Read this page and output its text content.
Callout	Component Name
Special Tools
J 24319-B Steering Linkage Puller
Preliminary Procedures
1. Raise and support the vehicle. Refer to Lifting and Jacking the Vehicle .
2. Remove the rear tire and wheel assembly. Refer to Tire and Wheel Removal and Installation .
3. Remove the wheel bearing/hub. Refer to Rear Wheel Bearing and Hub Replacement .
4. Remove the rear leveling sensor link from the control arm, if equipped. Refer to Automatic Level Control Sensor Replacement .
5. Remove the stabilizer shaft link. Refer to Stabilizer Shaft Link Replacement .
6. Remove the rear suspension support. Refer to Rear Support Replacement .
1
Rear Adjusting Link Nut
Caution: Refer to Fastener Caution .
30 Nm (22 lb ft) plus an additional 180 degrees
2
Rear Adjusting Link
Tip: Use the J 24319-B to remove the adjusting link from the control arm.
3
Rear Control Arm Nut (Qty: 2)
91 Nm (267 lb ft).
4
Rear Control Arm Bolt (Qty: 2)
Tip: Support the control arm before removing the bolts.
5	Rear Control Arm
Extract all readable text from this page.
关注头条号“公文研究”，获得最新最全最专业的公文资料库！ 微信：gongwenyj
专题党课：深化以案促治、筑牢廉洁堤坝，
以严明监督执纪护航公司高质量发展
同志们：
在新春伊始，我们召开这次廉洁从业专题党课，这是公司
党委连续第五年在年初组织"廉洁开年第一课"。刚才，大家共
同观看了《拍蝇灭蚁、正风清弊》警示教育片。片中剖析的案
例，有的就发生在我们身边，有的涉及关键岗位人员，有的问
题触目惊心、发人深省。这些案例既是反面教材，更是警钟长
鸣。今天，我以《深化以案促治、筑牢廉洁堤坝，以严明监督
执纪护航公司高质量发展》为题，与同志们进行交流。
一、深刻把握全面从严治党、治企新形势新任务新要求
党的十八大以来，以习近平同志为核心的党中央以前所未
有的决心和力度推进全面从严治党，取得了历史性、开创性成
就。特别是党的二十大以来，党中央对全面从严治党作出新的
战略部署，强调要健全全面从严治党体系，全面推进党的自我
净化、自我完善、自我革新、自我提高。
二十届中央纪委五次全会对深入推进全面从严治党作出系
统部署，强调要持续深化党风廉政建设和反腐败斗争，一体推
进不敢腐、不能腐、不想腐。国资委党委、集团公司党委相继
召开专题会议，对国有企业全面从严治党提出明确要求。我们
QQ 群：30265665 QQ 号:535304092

-*-*-

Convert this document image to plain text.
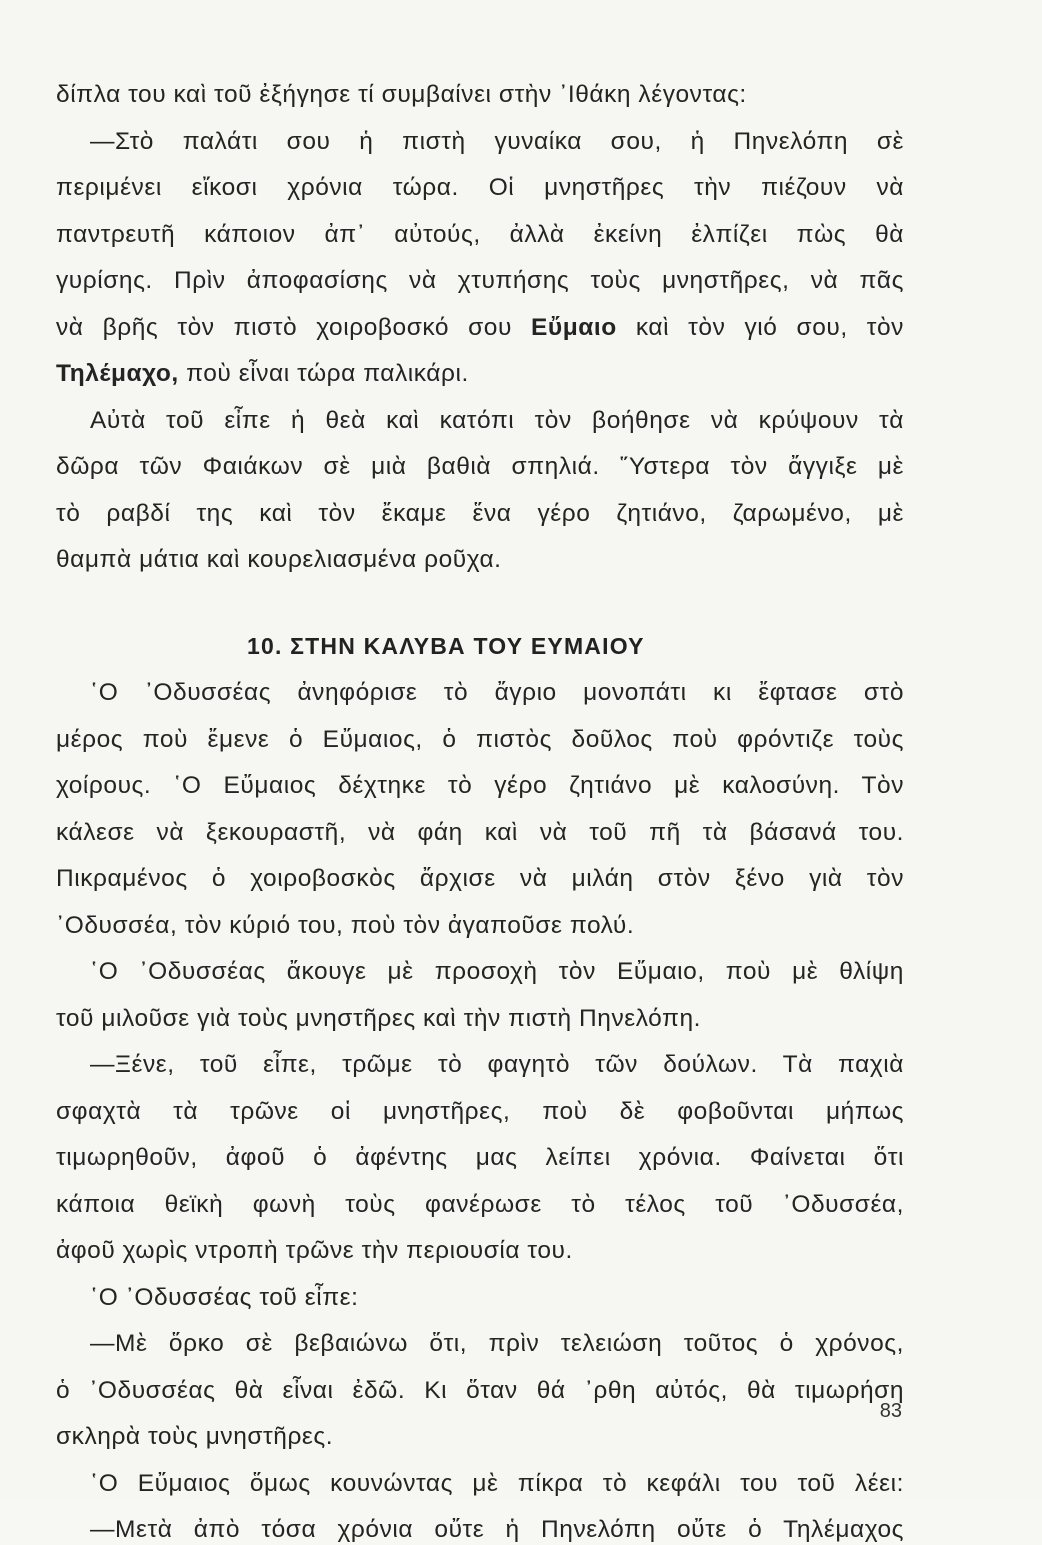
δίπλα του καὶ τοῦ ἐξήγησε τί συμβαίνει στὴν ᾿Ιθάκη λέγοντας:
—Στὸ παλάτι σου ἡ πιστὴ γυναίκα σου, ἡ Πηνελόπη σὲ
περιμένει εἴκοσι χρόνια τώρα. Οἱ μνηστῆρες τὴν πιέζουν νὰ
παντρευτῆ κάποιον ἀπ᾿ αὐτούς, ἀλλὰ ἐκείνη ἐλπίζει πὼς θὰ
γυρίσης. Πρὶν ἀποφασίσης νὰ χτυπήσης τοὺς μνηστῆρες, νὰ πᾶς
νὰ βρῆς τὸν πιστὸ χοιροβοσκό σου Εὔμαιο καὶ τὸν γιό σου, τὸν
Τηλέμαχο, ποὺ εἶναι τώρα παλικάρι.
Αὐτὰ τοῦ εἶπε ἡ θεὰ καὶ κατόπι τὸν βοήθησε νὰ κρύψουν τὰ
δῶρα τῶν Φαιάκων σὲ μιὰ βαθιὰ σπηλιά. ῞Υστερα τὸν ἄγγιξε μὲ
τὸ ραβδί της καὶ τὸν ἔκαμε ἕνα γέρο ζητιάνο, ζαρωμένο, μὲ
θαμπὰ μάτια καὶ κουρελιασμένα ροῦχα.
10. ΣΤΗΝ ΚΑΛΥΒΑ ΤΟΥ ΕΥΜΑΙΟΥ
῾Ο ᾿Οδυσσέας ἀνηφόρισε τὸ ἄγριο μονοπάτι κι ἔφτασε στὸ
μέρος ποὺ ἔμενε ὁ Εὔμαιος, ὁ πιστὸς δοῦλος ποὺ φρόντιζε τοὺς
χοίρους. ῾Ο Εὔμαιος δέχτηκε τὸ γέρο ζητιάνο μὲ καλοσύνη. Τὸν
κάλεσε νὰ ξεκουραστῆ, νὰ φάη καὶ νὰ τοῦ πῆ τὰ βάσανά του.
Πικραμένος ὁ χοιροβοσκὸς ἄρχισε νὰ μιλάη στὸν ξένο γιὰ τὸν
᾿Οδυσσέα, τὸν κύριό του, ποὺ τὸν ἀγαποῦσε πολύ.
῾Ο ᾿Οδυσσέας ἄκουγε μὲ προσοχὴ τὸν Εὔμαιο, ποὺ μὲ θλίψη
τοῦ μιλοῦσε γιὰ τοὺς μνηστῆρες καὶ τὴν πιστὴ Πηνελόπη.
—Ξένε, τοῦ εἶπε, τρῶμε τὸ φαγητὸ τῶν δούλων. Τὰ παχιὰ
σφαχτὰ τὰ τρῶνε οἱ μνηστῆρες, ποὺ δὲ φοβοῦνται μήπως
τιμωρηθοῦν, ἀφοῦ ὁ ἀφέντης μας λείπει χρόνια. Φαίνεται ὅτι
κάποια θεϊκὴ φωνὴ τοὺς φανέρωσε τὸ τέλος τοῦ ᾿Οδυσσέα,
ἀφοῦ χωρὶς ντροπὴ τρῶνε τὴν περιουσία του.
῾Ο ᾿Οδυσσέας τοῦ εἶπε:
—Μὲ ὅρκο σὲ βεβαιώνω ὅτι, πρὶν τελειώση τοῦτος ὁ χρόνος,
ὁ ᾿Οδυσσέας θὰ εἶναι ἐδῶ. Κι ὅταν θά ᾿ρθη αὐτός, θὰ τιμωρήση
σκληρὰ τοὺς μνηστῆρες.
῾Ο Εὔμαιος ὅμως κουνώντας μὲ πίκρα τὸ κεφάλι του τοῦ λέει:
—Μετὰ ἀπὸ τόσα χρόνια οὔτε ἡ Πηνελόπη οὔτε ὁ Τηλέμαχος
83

-*-*-

§ **Written problem**: Look for the word "τώρα" in every line of the listing and copy the lines that have it.

§ **Solution for this problem**:
περιμένει εἴκοσι χρόνια τώρα. Οἱ μνηστῆρες τὴν πιέζουν νὰ
Τηλέμαχο, ποὺ εἶναι τώρα παλικάρι.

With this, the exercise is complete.